EXERCISE BRIEF ▸ Gather up every line that includes the string "Parameter".

DATASET ROWS ▸

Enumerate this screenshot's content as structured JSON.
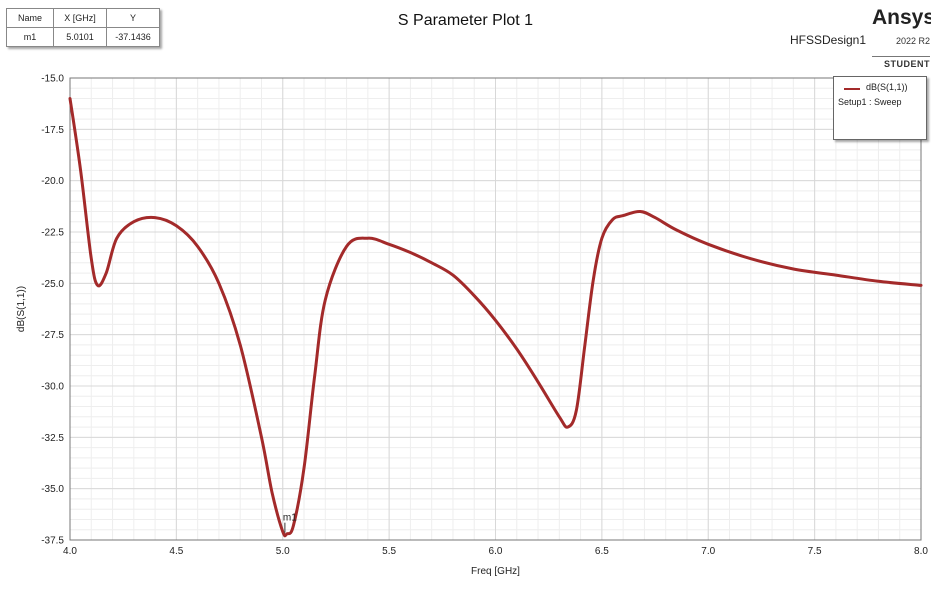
{
  "marker_table": {
    "headers": [
      "Name",
      "X [GHz]",
      "Y"
    ],
    "rows": [
      [
        "m1",
        "5.0101",
        "-37.1436"
      ]
    ]
  },
  "plot_title": "S Parameter Plot 1",
  "design_name": "HFSSDesign1",
  "brand": {
    "name": "Ansys",
    "version": "2022 R2",
    "edition": "STUDENT"
  },
  "legend": {
    "series_name": "dB(S(1,1))",
    "setup": "Setup1 : Sweep"
  },
  "marker_label": "m1",
  "colors": {
    "trace": "#a32a2a",
    "grid_major": "#d8d8d8",
    "grid_minor": "#eeeeee"
  },
  "chart_data": {
    "type": "line",
    "title": "S Parameter Plot 1",
    "xlabel": "Freq [GHz]",
    "ylabel": "dB(S(1,1))",
    "xlim": [
      4.0,
      8.0
    ],
    "ylim": [
      -37.5,
      -15.0
    ],
    "x_ticks": [
      "4.0",
      "4.5",
      "5.0",
      "5.5",
      "6.0",
      "6.5",
      "7.0",
      "7.5",
      "8.0"
    ],
    "y_ticks": [
      "-15.0",
      "-17.5",
      "-20.0",
      "-22.5",
      "-25.0",
      "-27.5",
      "-30.0",
      "-32.5",
      "-35.0",
      "-37.5"
    ],
    "grid": true,
    "legend_position": "top-right",
    "series": [
      {
        "name": "dB(S(1,1))",
        "x": [
          4.0,
          4.05,
          4.1,
          4.13,
          4.17,
          4.22,
          4.3,
          4.4,
          4.5,
          4.6,
          4.7,
          4.8,
          4.9,
          4.95,
          5.0,
          5.02,
          5.05,
          5.1,
          5.15,
          5.2,
          5.3,
          5.4,
          5.5,
          5.6,
          5.7,
          5.8,
          5.9,
          6.0,
          6.1,
          6.2,
          6.3,
          6.34,
          6.38,
          6.42,
          6.46,
          6.5,
          6.55,
          6.6,
          6.68,
          6.75,
          6.85,
          7.0,
          7.2,
          7.4,
          7.6,
          7.8,
          8.0
        ],
        "y": [
          -16.0,
          -19.5,
          -23.8,
          -25.1,
          -24.5,
          -22.8,
          -22.0,
          -21.8,
          -22.2,
          -23.2,
          -25.0,
          -28.0,
          -32.5,
          -35.2,
          -37.1,
          -37.2,
          -36.8,
          -34.0,
          -29.5,
          -25.8,
          -23.2,
          -22.8,
          -23.1,
          -23.5,
          -24.0,
          -24.6,
          -25.6,
          -26.8,
          -28.2,
          -29.8,
          -31.5,
          -32.0,
          -31.2,
          -28.0,
          -24.8,
          -22.8,
          -21.9,
          -21.7,
          -21.5,
          -21.8,
          -22.4,
          -23.1,
          -23.8,
          -24.3,
          -24.6,
          -24.9,
          -25.1
        ]
      }
    ],
    "marker": {
      "name": "m1",
      "x": 5.0101,
      "y": -37.1436
    }
  }
}
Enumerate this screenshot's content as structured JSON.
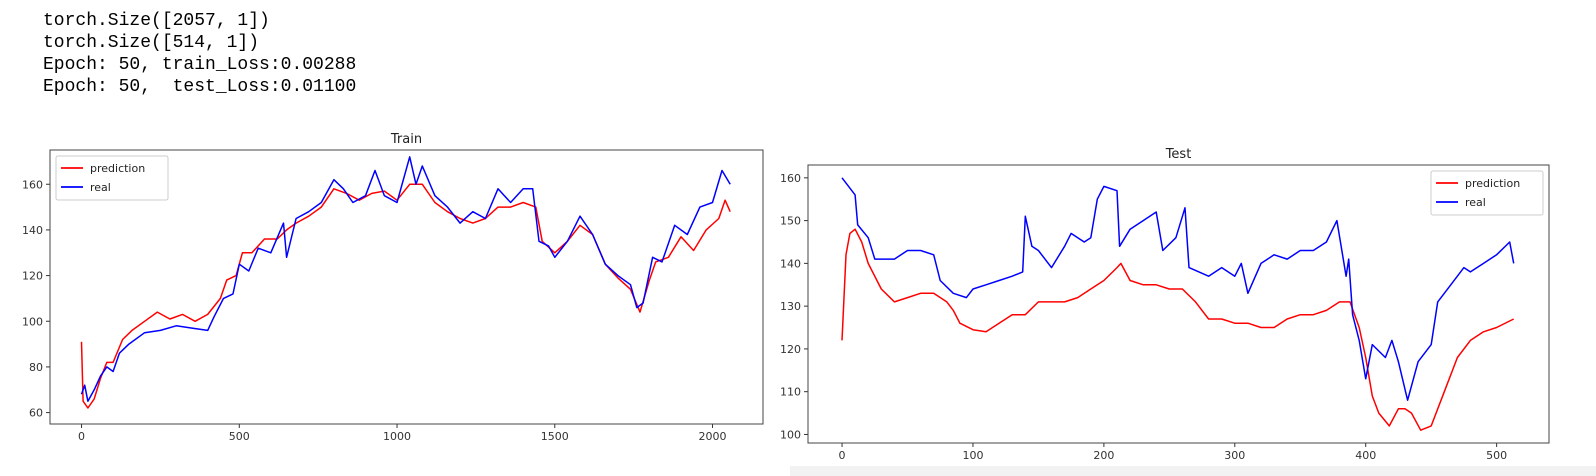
{
  "output_lines": [
    "torch.Size([2057, 1])",
    "torch.Size([514, 1])",
    "Epoch: 50, train_Loss:0.00288",
    "Epoch: 50,  test_Loss:0.01100"
  ],
  "chart_data": [
    {
      "type": "line",
      "title": "Train",
      "xlim": [
        -100,
        2160
      ],
      "ylim": [
        55,
        175
      ],
      "xticks": [
        0,
        500,
        1000,
        1500,
        2000
      ],
      "yticks": [
        60,
        80,
        100,
        120,
        140,
        160
      ],
      "grid": false,
      "legend": "top-left",
      "series": [
        {
          "name": "prediction",
          "color": "#ff0000",
          "x": [
            0,
            5,
            20,
            40,
            60,
            80,
            100,
            130,
            160,
            200,
            240,
            280,
            320,
            360,
            400,
            440,
            460,
            490,
            510,
            540,
            580,
            620,
            650,
            680,
            720,
            760,
            800,
            840,
            880,
            920,
            960,
            1000,
            1040,
            1080,
            1120,
            1160,
            1200,
            1240,
            1280,
            1320,
            1360,
            1400,
            1440,
            1460,
            1500,
            1540,
            1580,
            1620,
            1660,
            1700,
            1740,
            1770,
            1800,
            1820,
            1860,
            1900,
            1940,
            1980,
            2020,
            2040,
            2056
          ],
          "y": [
            91,
            65,
            62,
            66,
            75,
            82,
            82,
            92,
            96,
            100,
            104,
            101,
            103,
            100,
            103,
            110,
            118,
            120,
            130,
            130,
            136,
            136,
            140,
            143,
            146,
            150,
            158,
            156,
            153,
            156,
            157,
            153,
            160,
            160,
            152,
            148,
            145,
            143,
            145,
            150,
            150,
            152,
            150,
            135,
            130,
            135,
            142,
            138,
            125,
            119,
            114,
            104,
            118,
            126,
            128,
            137,
            131,
            140,
            145,
            153,
            148
          ]
        },
        {
          "name": "real",
          "color": "#0000ff",
          "x": [
            0,
            10,
            20,
            40,
            60,
            80,
            100,
            120,
            150,
            200,
            250,
            300,
            350,
            400,
            420,
            450,
            480,
            500,
            530,
            560,
            600,
            640,
            650,
            680,
            720,
            760,
            800,
            830,
            860,
            900,
            930,
            960,
            1000,
            1040,
            1060,
            1080,
            1120,
            1160,
            1200,
            1240,
            1280,
            1320,
            1360,
            1400,
            1430,
            1450,
            1480,
            1500,
            1540,
            1580,
            1620,
            1660,
            1700,
            1740,
            1760,
            1780,
            1810,
            1840,
            1880,
            1920,
            1960,
            2000,
            2030,
            2056
          ],
          "y": [
            68,
            72,
            65,
            70,
            76,
            80,
            78,
            86,
            90,
            95,
            96,
            98,
            97,
            96,
            102,
            110,
            112,
            125,
            122,
            132,
            130,
            143,
            128,
            145,
            148,
            152,
            162,
            158,
            152,
            155,
            166,
            155,
            152,
            172,
            160,
            168,
            155,
            150,
            143,
            148,
            145,
            158,
            152,
            158,
            158,
            135,
            133,
            128,
            135,
            146,
            138,
            125,
            120,
            116,
            106,
            108,
            128,
            126,
            142,
            138,
            150,
            152,
            166,
            160
          ]
        }
      ]
    },
    {
      "type": "line",
      "title": "Test",
      "xlim": [
        -26,
        540
      ],
      "ylim": [
        98,
        163
      ],
      "xticks": [
        0,
        100,
        200,
        300,
        400,
        500
      ],
      "yticks": [
        100,
        110,
        120,
        130,
        140,
        150,
        160
      ],
      "grid": false,
      "legend": "top-right",
      "series": [
        {
          "name": "prediction",
          "color": "#ff0000",
          "x": [
            0,
            3,
            6,
            10,
            15,
            20,
            30,
            40,
            50,
            60,
            70,
            80,
            85,
            90,
            100,
            110,
            120,
            130,
            140,
            150,
            160,
            170,
            180,
            190,
            200,
            210,
            213,
            220,
            230,
            240,
            250,
            260,
            270,
            280,
            290,
            300,
            310,
            320,
            330,
            340,
            350,
            360,
            370,
            380,
            388,
            395,
            400,
            405,
            410,
            418,
            425,
            430,
            435,
            442,
            450,
            460,
            470,
            480,
            490,
            500,
            513
          ],
          "y": [
            122,
            142,
            147,
            148,
            145,
            140,
            134,
            131,
            132,
            133,
            133,
            131,
            129,
            126,
            124.5,
            124,
            126,
            128,
            128,
            131,
            131,
            131,
            132,
            134,
            136,
            139,
            140,
            136,
            135,
            135,
            134,
            134,
            131,
            127,
            127,
            126,
            126,
            125,
            125,
            127,
            128,
            128,
            129,
            131,
            131,
            125,
            118,
            109,
            105,
            102,
            106,
            106,
            105,
            101,
            102,
            110,
            118,
            122,
            124,
            125,
            127
          ]
        },
        {
          "name": "real",
          "color": "#0000ff",
          "x": [
            0,
            5,
            10,
            12,
            20,
            25,
            30,
            40,
            50,
            60,
            70,
            75,
            85,
            95,
            100,
            110,
            120,
            130,
            138,
            140,
            145,
            150,
            160,
            170,
            175,
            185,
            190,
            195,
            200,
            210,
            212,
            220,
            230,
            240,
            245,
            255,
            262,
            265,
            280,
            290,
            300,
            305,
            310,
            320,
            330,
            340,
            350,
            360,
            370,
            378,
            385,
            387,
            390,
            395,
            400,
            405,
            415,
            420,
            425,
            432,
            440,
            450,
            455,
            465,
            475,
            480,
            490,
            500,
            510,
            513
          ],
          "y": [
            160,
            158,
            156,
            149,
            146,
            141,
            141,
            141,
            143,
            143,
            142,
            136,
            133,
            132,
            134,
            135,
            136,
            137,
            138,
            151,
            144,
            143,
            139,
            144,
            147,
            145,
            146,
            155,
            158,
            157,
            144,
            148,
            150,
            152,
            143,
            146,
            153,
            139,
            137,
            139,
            137,
            140,
            133,
            140,
            142,
            141,
            143,
            143,
            145,
            150,
            137,
            141,
            128,
            122,
            113,
            121,
            118,
            122,
            117,
            108,
            117,
            121,
            131,
            135,
            139,
            138,
            140,
            142,
            145,
            140
          ]
        }
      ]
    }
  ]
}
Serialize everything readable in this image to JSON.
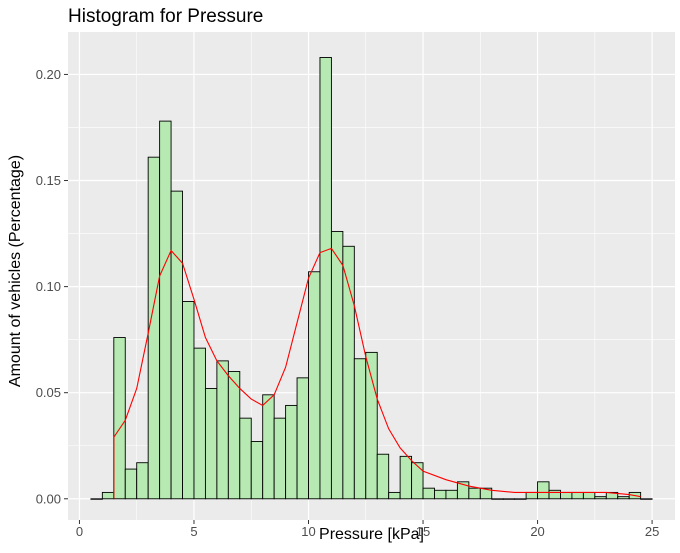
{
  "chart_data": {
    "type": "bar",
    "title": "Histogram for Pressure",
    "xlabel": "Pressure [kPa]",
    "ylabel": "Amount of vehicles (Percentage)",
    "xlim": [
      -0.5,
      26
    ],
    "ylim": [
      -0.01,
      0.22
    ],
    "xticks": [
      0,
      5,
      10,
      15,
      20,
      25
    ],
    "xtick_labels": [
      "0",
      "5",
      "10",
      "15",
      "20",
      "25"
    ],
    "yticks": [
      0,
      0.05,
      0.1,
      0.15,
      0.2
    ],
    "ytick_labels": [
      "0.00",
      "0.05",
      "0.10",
      "0.15",
      "0.20"
    ],
    "grid": true,
    "bin_width": 0.5,
    "bin_centers": [
      0.75,
      1.25,
      1.75,
      2.25,
      2.75,
      3.25,
      3.75,
      4.25,
      4.75,
      5.25,
      5.75,
      6.25,
      6.75,
      7.25,
      7.75,
      8.25,
      8.75,
      9.25,
      9.75,
      10.25,
      10.75,
      11.25,
      11.75,
      12.25,
      12.75,
      13.25,
      13.75,
      14.25,
      14.75,
      15.25,
      15.75,
      16.25,
      16.75,
      17.25,
      17.75,
      18.25,
      18.75,
      19.25,
      19.75,
      20.25,
      20.75,
      21.25,
      21.75,
      22.25,
      22.75,
      23.25,
      23.75,
      24.25,
      24.75
    ],
    "values": [
      0,
      0.003,
      0.076,
      0.014,
      0.017,
      0.161,
      0.178,
      0.145,
      0.093,
      0.071,
      0.052,
      0.065,
      0.06,
      0.038,
      0.027,
      0.049,
      0.038,
      0.044,
      0.057,
      0.107,
      0.208,
      0.126,
      0.119,
      0.066,
      0.069,
      0.021,
      0.003,
      0.02,
      0.017,
      0.005,
      0.004,
      0.004,
      0.008,
      0.005,
      0.005,
      0,
      0,
      0,
      0.003,
      0.008,
      0.004,
      0.003,
      0.003,
      0.003,
      0.001,
      0.003,
      0.001,
      0.003,
      0
    ],
    "density_curve": {
      "color": "#ff0000",
      "x": [
        1.5,
        1.5,
        2,
        2.5,
        3,
        3.5,
        4,
        4.5,
        5,
        5.5,
        6,
        6.5,
        7,
        7.5,
        8,
        8.5,
        9,
        9.5,
        10,
        10.5,
        11,
        11.5,
        12,
        12.5,
        13,
        13.5,
        14,
        14.5,
        15,
        16,
        17,
        18,
        19,
        20,
        21,
        22,
        23,
        24,
        24.5
      ],
      "y": [
        0,
        0.029,
        0.037,
        0.052,
        0.078,
        0.105,
        0.117,
        0.111,
        0.094,
        0.076,
        0.065,
        0.058,
        0.052,
        0.047,
        0.044,
        0.049,
        0.062,
        0.083,
        0.104,
        0.116,
        0.118,
        0.11,
        0.091,
        0.067,
        0.047,
        0.033,
        0.024,
        0.018,
        0.013,
        0.009,
        0.006,
        0.004,
        0.003,
        0.003,
        0.003,
        0.003,
        0.003,
        0.002,
        0.001
      ]
    },
    "colors": {
      "bar_fill": "#b7e9b2",
      "bar_stroke": "#000000",
      "panel": "#ebebeb",
      "grid": "#ffffff"
    }
  }
}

COMPLETE OUTPUT ▸
  "plot_title": "S Parameter Plot 1",
    "title": "S Parameter Plot 1",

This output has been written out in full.